Brief
Tally every line of the listing where the string "name" is found, and state the total alone.
-*-
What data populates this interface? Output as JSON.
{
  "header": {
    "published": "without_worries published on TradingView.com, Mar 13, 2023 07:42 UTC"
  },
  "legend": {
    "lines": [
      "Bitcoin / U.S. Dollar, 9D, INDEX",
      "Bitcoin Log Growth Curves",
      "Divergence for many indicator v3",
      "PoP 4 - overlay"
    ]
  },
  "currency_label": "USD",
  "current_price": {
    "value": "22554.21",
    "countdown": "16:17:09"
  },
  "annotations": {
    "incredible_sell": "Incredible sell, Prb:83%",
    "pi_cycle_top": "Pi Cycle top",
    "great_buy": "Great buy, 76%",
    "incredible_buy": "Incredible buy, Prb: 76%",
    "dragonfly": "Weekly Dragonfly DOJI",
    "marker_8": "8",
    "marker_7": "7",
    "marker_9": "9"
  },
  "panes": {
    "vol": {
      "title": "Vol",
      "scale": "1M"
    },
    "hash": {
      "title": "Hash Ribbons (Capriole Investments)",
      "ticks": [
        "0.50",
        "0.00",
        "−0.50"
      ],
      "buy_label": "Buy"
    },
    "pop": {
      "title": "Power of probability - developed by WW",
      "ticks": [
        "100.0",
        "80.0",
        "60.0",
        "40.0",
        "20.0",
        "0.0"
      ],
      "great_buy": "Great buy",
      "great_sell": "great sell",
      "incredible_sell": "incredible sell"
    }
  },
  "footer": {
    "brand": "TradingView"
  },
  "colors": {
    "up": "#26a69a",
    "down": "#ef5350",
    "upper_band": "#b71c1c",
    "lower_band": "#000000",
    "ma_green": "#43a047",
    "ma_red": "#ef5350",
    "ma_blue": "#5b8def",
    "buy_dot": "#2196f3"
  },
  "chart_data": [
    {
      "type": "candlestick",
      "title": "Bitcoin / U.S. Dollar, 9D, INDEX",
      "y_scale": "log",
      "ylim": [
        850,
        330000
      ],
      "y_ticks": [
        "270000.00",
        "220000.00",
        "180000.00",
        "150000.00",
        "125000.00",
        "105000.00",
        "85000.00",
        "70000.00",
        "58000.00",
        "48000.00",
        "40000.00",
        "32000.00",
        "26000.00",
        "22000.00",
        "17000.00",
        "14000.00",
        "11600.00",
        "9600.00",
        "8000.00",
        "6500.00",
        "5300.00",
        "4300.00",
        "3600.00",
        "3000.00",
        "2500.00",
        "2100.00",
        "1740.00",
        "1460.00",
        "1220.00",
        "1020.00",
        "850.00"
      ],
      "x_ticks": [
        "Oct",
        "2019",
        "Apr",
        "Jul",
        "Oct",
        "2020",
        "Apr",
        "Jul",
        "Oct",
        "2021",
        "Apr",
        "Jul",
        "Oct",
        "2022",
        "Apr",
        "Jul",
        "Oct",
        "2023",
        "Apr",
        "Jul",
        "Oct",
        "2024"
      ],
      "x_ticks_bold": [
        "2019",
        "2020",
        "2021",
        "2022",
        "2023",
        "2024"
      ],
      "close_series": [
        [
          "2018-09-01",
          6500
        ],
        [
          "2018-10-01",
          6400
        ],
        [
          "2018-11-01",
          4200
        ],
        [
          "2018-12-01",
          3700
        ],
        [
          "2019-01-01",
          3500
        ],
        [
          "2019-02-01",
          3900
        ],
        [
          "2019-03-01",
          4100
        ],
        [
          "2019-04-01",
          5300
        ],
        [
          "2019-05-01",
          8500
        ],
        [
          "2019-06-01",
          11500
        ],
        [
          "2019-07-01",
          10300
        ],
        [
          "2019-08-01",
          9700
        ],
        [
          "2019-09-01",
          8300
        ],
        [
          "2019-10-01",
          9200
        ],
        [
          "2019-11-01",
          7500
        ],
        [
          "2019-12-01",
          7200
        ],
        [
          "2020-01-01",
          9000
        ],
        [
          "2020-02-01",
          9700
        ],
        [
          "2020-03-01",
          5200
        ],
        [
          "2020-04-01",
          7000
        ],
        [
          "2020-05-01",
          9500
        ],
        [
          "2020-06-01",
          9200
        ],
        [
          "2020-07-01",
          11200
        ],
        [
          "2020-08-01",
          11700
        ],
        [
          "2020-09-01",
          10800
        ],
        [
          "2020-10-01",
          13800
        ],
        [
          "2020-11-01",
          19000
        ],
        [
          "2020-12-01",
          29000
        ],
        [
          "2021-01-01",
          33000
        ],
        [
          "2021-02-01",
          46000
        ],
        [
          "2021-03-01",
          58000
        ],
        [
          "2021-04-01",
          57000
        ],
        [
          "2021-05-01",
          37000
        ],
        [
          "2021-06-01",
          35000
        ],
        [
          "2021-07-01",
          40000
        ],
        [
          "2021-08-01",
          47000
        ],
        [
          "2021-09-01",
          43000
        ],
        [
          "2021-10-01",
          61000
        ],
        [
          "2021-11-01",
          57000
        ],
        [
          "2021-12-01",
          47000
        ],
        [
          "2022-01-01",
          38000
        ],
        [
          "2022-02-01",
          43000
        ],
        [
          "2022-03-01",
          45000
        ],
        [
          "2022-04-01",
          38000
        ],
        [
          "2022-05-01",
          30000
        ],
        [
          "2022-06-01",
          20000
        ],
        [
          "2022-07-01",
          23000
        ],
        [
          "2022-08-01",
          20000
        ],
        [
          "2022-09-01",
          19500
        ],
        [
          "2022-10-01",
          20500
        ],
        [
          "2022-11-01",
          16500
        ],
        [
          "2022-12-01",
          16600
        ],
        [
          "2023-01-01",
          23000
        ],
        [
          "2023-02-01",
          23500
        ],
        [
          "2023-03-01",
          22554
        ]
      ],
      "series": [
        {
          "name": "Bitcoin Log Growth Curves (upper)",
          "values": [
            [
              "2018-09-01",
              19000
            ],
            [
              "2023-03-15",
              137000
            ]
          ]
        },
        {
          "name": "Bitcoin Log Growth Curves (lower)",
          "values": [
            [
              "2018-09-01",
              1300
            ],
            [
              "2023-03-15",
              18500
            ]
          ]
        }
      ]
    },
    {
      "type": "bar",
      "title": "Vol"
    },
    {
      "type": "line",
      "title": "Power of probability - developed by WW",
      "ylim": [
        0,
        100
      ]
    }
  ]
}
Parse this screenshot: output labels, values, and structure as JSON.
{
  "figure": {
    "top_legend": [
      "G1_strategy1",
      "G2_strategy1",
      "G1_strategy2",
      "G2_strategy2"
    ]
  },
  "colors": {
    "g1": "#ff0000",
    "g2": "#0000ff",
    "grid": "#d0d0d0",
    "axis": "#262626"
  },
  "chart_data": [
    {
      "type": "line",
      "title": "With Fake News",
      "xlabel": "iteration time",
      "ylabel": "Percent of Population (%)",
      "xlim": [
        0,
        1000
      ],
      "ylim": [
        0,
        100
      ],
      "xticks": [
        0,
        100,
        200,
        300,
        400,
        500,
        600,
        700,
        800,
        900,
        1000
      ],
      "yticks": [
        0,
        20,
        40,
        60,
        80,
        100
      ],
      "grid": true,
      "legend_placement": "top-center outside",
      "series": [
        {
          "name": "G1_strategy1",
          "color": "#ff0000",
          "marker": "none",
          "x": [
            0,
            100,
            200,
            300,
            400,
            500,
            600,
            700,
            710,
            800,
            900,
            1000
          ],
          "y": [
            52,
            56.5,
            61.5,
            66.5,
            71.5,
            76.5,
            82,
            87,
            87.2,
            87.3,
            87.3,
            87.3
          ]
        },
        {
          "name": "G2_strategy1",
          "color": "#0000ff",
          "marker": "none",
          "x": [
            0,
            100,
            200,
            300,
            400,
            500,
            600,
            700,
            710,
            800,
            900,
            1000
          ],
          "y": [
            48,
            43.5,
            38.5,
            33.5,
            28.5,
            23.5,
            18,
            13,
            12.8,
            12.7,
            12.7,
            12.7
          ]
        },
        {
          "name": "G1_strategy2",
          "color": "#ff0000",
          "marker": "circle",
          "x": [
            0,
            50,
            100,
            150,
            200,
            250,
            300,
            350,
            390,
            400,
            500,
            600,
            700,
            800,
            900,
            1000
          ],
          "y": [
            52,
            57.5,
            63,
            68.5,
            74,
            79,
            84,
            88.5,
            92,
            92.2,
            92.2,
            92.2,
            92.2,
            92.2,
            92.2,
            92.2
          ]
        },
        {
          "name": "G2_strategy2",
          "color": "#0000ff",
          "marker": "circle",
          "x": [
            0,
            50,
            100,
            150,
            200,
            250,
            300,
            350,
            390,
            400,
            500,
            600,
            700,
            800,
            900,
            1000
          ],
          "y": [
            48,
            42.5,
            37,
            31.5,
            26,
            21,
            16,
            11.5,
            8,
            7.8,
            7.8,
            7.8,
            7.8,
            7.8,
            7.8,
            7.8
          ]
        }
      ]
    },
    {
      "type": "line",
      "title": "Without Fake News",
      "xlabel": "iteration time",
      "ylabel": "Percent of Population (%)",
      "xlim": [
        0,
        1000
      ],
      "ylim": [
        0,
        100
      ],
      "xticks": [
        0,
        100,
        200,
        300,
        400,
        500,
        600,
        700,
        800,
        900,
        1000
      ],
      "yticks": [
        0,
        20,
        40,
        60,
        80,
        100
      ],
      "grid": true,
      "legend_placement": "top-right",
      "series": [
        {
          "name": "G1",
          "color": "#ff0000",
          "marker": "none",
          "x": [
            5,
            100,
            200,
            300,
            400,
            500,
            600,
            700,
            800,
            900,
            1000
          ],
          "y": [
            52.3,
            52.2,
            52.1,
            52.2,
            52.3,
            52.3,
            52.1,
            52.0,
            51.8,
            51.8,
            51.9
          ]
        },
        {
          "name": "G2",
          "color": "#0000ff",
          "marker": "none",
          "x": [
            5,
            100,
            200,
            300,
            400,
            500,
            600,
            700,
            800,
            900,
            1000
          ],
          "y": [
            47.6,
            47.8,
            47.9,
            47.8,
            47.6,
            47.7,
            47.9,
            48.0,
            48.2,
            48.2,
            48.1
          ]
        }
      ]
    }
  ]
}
-*-
Answer to this task
8